* **Dataset records**
::::::::
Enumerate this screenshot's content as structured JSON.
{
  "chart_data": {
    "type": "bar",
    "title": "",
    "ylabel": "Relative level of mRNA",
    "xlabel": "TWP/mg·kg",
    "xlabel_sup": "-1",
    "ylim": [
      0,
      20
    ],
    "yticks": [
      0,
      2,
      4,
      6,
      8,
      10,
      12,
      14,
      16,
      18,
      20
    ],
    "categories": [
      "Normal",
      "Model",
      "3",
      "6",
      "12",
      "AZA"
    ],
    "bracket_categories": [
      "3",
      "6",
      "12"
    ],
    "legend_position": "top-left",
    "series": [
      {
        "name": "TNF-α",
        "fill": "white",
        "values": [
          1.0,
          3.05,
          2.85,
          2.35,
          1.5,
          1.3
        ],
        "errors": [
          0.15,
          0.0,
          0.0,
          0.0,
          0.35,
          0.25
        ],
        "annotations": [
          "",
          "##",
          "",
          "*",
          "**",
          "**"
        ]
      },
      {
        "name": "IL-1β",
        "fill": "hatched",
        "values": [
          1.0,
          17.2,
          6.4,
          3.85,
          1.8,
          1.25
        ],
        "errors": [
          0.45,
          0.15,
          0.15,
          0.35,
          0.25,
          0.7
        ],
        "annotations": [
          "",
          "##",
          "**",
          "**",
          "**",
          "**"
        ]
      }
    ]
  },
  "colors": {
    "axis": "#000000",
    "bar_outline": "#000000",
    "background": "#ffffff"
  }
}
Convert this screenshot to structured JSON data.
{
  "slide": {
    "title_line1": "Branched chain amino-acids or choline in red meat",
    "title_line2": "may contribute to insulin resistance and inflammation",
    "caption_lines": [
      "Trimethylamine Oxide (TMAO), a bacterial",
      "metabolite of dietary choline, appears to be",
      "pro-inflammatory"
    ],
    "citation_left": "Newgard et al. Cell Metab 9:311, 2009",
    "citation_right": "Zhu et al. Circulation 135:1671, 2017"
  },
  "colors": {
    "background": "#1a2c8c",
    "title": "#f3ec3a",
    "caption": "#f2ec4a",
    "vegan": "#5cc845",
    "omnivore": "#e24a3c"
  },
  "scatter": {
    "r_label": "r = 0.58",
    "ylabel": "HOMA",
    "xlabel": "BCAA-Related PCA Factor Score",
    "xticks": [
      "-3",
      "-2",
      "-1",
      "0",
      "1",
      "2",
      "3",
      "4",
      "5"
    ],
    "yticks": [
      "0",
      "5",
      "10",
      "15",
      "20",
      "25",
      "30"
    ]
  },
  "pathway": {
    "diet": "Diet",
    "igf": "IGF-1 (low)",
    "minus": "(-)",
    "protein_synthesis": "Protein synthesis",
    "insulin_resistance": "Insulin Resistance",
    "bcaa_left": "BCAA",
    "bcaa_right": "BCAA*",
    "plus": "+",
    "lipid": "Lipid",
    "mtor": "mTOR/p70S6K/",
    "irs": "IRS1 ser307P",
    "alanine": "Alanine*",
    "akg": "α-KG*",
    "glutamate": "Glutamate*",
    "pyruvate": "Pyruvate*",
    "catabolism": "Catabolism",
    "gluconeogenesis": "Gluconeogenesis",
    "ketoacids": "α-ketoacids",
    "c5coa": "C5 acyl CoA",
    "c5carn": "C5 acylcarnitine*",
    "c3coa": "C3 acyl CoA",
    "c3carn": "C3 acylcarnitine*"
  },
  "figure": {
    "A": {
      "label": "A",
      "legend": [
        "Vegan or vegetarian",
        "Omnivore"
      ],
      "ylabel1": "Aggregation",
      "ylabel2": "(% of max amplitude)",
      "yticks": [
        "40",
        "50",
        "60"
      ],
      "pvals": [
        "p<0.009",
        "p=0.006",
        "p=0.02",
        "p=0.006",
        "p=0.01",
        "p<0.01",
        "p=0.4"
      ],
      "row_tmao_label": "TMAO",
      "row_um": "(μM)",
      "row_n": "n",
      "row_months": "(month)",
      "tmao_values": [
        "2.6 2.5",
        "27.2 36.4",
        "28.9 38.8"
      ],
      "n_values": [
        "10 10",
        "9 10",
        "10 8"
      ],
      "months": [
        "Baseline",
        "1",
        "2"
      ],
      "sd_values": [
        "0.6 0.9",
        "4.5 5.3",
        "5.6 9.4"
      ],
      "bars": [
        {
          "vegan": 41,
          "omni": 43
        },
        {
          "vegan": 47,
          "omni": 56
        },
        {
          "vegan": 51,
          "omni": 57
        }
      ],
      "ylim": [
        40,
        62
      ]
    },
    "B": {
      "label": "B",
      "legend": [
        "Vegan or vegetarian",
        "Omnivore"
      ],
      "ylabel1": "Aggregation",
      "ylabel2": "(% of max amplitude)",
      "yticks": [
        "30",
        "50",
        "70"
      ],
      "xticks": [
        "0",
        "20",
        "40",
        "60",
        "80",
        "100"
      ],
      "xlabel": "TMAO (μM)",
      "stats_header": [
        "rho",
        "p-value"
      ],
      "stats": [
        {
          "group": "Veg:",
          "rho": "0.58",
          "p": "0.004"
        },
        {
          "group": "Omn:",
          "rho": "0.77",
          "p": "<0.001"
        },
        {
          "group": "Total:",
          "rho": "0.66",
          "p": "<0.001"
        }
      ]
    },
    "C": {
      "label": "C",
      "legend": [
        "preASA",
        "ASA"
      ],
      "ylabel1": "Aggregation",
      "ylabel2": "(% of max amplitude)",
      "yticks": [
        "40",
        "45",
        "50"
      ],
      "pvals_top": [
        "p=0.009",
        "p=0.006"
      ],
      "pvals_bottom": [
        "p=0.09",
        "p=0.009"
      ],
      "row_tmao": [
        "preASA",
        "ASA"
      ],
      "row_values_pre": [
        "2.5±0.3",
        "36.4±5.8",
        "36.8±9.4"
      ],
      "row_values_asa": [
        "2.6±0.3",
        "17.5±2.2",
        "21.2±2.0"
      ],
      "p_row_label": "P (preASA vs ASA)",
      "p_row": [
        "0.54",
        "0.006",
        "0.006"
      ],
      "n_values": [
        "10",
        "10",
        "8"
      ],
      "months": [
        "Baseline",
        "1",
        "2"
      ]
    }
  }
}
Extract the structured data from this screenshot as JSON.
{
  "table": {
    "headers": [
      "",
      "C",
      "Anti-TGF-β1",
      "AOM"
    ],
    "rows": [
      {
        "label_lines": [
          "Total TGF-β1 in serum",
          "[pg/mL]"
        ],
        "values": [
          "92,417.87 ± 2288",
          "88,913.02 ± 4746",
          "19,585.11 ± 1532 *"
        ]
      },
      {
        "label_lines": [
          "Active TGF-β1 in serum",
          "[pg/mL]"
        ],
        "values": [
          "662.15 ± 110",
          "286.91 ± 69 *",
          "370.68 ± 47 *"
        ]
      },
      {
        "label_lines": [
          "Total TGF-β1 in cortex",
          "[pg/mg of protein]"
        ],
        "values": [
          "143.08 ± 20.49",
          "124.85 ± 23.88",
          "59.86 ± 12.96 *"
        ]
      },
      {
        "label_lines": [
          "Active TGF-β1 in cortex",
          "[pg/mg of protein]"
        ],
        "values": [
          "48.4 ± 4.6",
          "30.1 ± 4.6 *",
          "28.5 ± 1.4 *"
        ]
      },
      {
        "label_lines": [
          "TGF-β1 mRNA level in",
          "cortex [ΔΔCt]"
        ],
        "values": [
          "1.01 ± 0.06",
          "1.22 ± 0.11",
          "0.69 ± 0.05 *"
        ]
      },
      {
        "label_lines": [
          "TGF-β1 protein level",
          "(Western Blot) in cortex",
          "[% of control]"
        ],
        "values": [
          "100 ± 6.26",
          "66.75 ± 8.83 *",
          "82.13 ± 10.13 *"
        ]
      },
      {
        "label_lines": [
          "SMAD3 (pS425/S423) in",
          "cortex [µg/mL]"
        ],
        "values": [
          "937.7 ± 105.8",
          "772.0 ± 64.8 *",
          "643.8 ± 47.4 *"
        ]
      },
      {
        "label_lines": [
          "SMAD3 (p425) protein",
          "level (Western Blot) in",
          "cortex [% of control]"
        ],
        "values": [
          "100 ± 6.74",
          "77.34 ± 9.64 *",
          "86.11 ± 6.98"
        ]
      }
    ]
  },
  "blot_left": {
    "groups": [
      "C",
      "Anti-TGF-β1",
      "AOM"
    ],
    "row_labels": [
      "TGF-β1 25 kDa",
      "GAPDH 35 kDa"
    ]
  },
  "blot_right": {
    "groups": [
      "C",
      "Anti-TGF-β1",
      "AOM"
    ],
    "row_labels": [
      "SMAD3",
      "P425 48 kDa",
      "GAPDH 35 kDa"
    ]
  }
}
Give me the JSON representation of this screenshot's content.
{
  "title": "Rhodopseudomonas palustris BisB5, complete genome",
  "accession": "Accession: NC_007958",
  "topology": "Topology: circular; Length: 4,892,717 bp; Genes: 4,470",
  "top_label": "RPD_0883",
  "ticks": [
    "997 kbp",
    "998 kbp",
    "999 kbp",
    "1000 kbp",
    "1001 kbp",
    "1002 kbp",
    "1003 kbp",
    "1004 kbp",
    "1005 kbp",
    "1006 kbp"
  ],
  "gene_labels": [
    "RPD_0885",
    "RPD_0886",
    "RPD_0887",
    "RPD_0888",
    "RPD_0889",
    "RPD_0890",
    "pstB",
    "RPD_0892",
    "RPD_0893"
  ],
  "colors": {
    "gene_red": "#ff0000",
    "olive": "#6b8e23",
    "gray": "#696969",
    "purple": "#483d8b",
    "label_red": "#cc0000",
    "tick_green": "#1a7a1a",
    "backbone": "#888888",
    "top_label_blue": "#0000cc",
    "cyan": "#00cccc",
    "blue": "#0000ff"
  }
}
::::::::
All lines from the one containing "Give me the" through the last line of the data must be set down exactly. No other lines belong in the answer.

Give me the JSON representation of this screenshot's content.
{
  "title": "Rhodopseudomonas palustris BisB5, complete genome",
  "accession": "Accession: NC_007958",
  "topology": "Topology: circular; Length: 4,892,717 bp; Genes: 4,470",
  "top_label": "RPD_0883",
  "ticks": [
    "997 kbp",
    "998 kbp",
    "999 kbp",
    "1000 kbp",
    "1001 kbp",
    "1002 kbp",
    "1003 kbp",
    "1004 kbp",
    "1005 kbp",
    "1006 kbp"
  ],
  "gene_labels": [
    "RPD_0885",
    "RPD_0886",
    "RPD_0887",
    "RPD_0888",
    "RPD_0889",
    "RPD_0890",
    "pstB",
    "RPD_0892",
    "RPD_0893"
  ],
  "colors": {
    "gene_red": "#ff0000",
    "olive": "#6b8e23",
    "gray": "#696969",
    "purple": "#483d8b",
    "label_red": "#cc0000",
    "tick_green": "#1a7a1a",
    "backbone": "#888888",
    "top_label_blue": "#0000cc",
    "cyan": "#00cccc",
    "blue": "#0000ff"
  }
}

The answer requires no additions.